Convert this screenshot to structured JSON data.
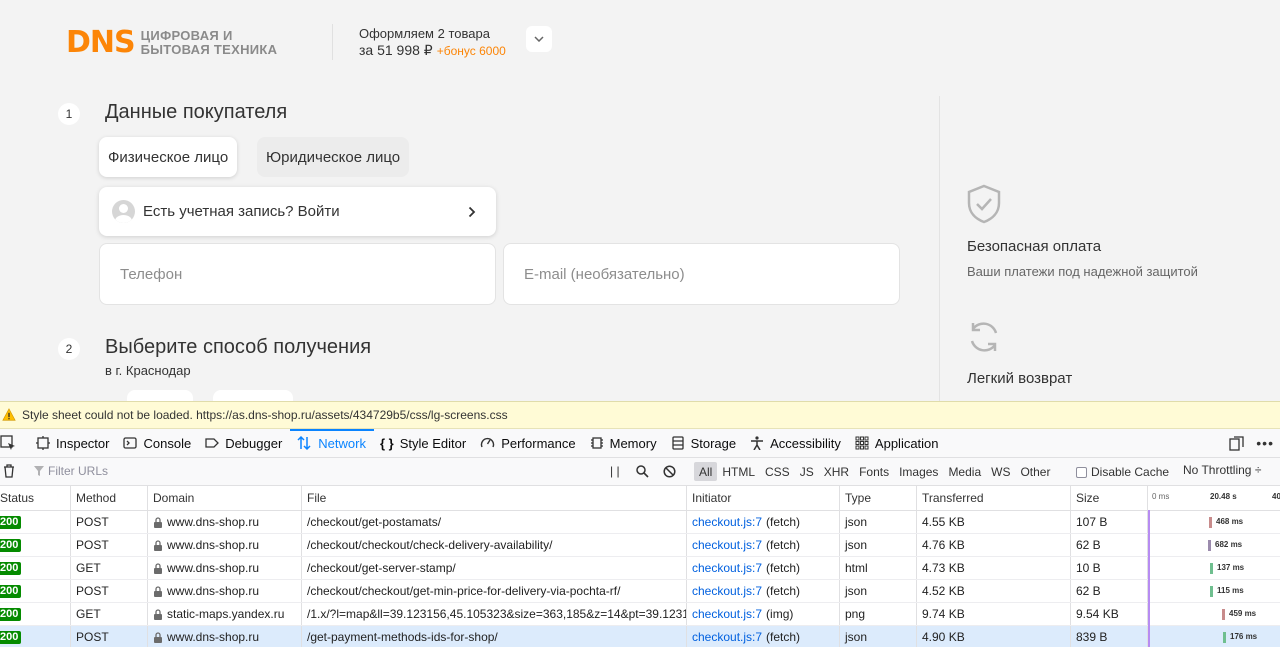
{
  "header": {
    "logo_text": "DNS",
    "logo_tagline_1": "ЦИФРОВАЯ И",
    "logo_tagline_2": "БЫТОВАЯ ТЕХНИКА",
    "order_line1": "Оформляем 2 товара",
    "order_price": "за 51 998 ₽",
    "order_bonus": "+бонус 6000"
  },
  "step1": {
    "number": "1",
    "title": "Данные покупателя",
    "tab_individual": "Физическое лицо",
    "tab_legal": "Юридическое лицо",
    "login_prompt": "Есть учетная запись? Войти",
    "phone_placeholder": "Телефон",
    "email_placeholder": "E-mail (необязательно)"
  },
  "step2": {
    "number": "2",
    "title": "Выберите способ получения",
    "city": "в г. Краснодар"
  },
  "features": [
    {
      "title": "Безопасная оплата",
      "desc": "Ваши платежи под надежной защитой",
      "icon": "shield-check-icon"
    },
    {
      "title": "Легкий возврат",
      "desc": "",
      "icon": "refresh-icon"
    }
  ],
  "devtools": {
    "warning": "Style sheet could not be loaded. https://as.dns-shop.ru/assets/434729b5/css/lg-screens.css",
    "tabs": [
      "Inspector",
      "Console",
      "Debugger",
      "Network",
      "Style Editor",
      "Performance",
      "Memory",
      "Storage",
      "Accessibility",
      "Application"
    ],
    "selected_tab": "Network",
    "filter_placeholder": "Filter URLs",
    "type_filters": [
      "All",
      "HTML",
      "CSS",
      "JS",
      "XHR",
      "Fonts",
      "Images",
      "Media",
      "WS",
      "Other"
    ],
    "disable_cache": "Disable Cache",
    "throttling": "No Throttling ÷",
    "columns": [
      "Status",
      "Method",
      "Domain",
      "File",
      "Initiator",
      "Type",
      "Transferred",
      "Size"
    ],
    "waterfall_ticks": [
      "0 ms",
      "20.48 s",
      "40"
    ],
    "requests": [
      {
        "status": "200",
        "method": "POST",
        "domain": "www.dns-shop.ru",
        "file": "/checkout/get-postamats/",
        "initiator": "checkout.js:7",
        "initiator_type": "(fetch)",
        "type": "json",
        "transferred": "4.55 KB",
        "size": "107 B",
        "time": "468 ms",
        "bar_color": "#c88b8b"
      },
      {
        "status": "200",
        "method": "POST",
        "domain": "www.dns-shop.ru",
        "file": "/checkout/checkout/check-delivery-availability/",
        "initiator": "checkout.js:7",
        "initiator_type": "(fetch)",
        "type": "json",
        "transferred": "4.76 KB",
        "size": "62 B",
        "time": "682 ms",
        "bar_color": "#9b8bad"
      },
      {
        "status": "200",
        "method": "GET",
        "domain": "www.dns-shop.ru",
        "file": "/checkout/get-server-stamp/",
        "initiator": "checkout.js:7",
        "initiator_type": "(fetch)",
        "type": "html",
        "transferred": "4.73 KB",
        "size": "10 B",
        "time": "137 ms",
        "bar_color": "#6fbf8f"
      },
      {
        "status": "200",
        "method": "POST",
        "domain": "www.dns-shop.ru",
        "file": "/checkout/checkout/get-min-price-for-delivery-via-pochta-rf/",
        "initiator": "checkout.js:7",
        "initiator_type": "(fetch)",
        "type": "json",
        "transferred": "4.52 KB",
        "size": "62 B",
        "time": "115 ms",
        "bar_color": "#6fbf8f"
      },
      {
        "status": "200",
        "method": "GET",
        "domain": "static-maps.yandex.ru",
        "file": "/1.x/?l=map&ll=39.123156,45.105323&size=363,185&z=14&pt=39.123156,45",
        "initiator": "checkout.js:7",
        "initiator_type": "(img)",
        "type": "png",
        "transferred": "9.74 KB",
        "size": "9.54 KB",
        "time": "459 ms",
        "bar_color": "#c88b8b"
      },
      {
        "status": "200",
        "method": "POST",
        "domain": "www.dns-shop.ru",
        "file": "/get-payment-methods-ids-for-shop/",
        "initiator": "checkout.js:7",
        "initiator_type": "(fetch)",
        "type": "json",
        "transferred": "4.90 KB",
        "size": "839 B",
        "time": "176 ms",
        "bar_color": "#6fbf8f",
        "selected": true
      }
    ]
  }
}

Required task | Quote the entries in full. Any image among them is to be omitted from the copy.

Completed exercise |
Convert this screenshot to structured JSON data.
{
  "header": {
    "logo_text": "DNS",
    "logo_tagline_1": "ЦИФРОВАЯ И",
    "logo_tagline_2": "БЫТОВАЯ ТЕХНИКА",
    "order_line1": "Оформляем 2 товара",
    "order_price": "за 51 998 ₽",
    "order_bonus": "+бонус 6000"
  },
  "step1": {
    "number": "1",
    "title": "Данные покупателя",
    "tab_individual": "Физическое лицо",
    "tab_legal": "Юридическое лицо",
    "login_prompt": "Есть учетная запись? Войти",
    "phone_placeholder": "Телефон",
    "email_placeholder": "E-mail (необязательно)"
  },
  "step2": {
    "number": "2",
    "title": "Выберите способ получения",
    "city": "в г. Краснодар"
  },
  "features": [
    {
      "title": "Безопасная оплата",
      "desc": "Ваши платежи под надежной защитой",
      "icon": "shield-check-icon"
    },
    {
      "title": "Легкий возврат",
      "desc": "",
      "icon": "refresh-icon"
    }
  ],
  "devtools": {
    "warning": "Style sheet could not be loaded. https://as.dns-shop.ru/assets/434729b5/css/lg-screens.css",
    "tabs": [
      "Inspector",
      "Console",
      "Debugger",
      "Network",
      "Style Editor",
      "Performance",
      "Memory",
      "Storage",
      "Accessibility",
      "Application"
    ],
    "selected_tab": "Network",
    "filter_placeholder": "Filter URLs",
    "type_filters": [
      "All",
      "HTML",
      "CSS",
      "JS",
      "XHR",
      "Fonts",
      "Images",
      "Media",
      "WS",
      "Other"
    ],
    "disable_cache": "Disable Cache",
    "throttling": "No Throttling ÷",
    "columns": [
      "Status",
      "Method",
      "Domain",
      "File",
      "Initiator",
      "Type",
      "Transferred",
      "Size"
    ],
    "waterfall_ticks": [
      "0 ms",
      "20.48 s",
      "40"
    ],
    "requests": [
      {
        "status": "200",
        "method": "POST",
        "domain": "www.dns-shop.ru",
        "file": "/checkout/get-postamats/",
        "initiator": "checkout.js:7",
        "initiator_type": "(fetch)",
        "type": "json",
        "transferred": "4.55 KB",
        "size": "107 B",
        "time": "468 ms",
        "bar_color": "#c88b8b"
      },
      {
        "status": "200",
        "method": "POST",
        "domain": "www.dns-shop.ru",
        "file": "/checkout/checkout/check-delivery-availability/",
        "initiator": "checkout.js:7",
        "initiator_type": "(fetch)",
        "type": "json",
        "transferred": "4.76 KB",
        "size": "62 B",
        "time": "682 ms",
        "bar_color": "#9b8bad"
      },
      {
        "status": "200",
        "method": "GET",
        "domain": "www.dns-shop.ru",
        "file": "/checkout/get-server-stamp/",
        "initiator": "checkout.js:7",
        "initiator_type": "(fetch)",
        "type": "html",
        "transferred": "4.73 KB",
        "size": "10 B",
        "time": "137 ms",
        "bar_color": "#6fbf8f"
      },
      {
        "status": "200",
        "method": "POST",
        "domain": "www.dns-shop.ru",
        "file": "/checkout/checkout/get-min-price-for-delivery-via-pochta-rf/",
        "initiator": "checkout.js:7",
        "initiator_type": "(fetch)",
        "type": "json",
        "transferred": "4.52 KB",
        "size": "62 B",
        "time": "115 ms",
        "bar_color": "#6fbf8f"
      },
      {
        "status": "200",
        "method": "GET",
        "domain": "static-maps.yandex.ru",
        "file": "/1.x/?l=map&ll=39.123156,45.105323&size=363,185&z=14&pt=39.123156,45",
        "initiator": "checkout.js:7",
        "initiator_type": "(img)",
        "type": "png",
        "transferred": "9.74 KB",
        "size": "9.54 KB",
        "time": "459 ms",
        "bar_color": "#c88b8b"
      },
      {
        "status": "200",
        "method": "POST",
        "domain": "www.dns-shop.ru",
        "file": "/get-payment-methods-ids-for-shop/",
        "initiator": "checkout.js:7",
        "initiator_type": "(fetch)",
        "type": "json",
        "transferred": "4.90 KB",
        "size": "839 B",
        "time": "176 ms",
        "bar_color": "#6fbf8f",
        "selected": true
      }
    ]
  }
}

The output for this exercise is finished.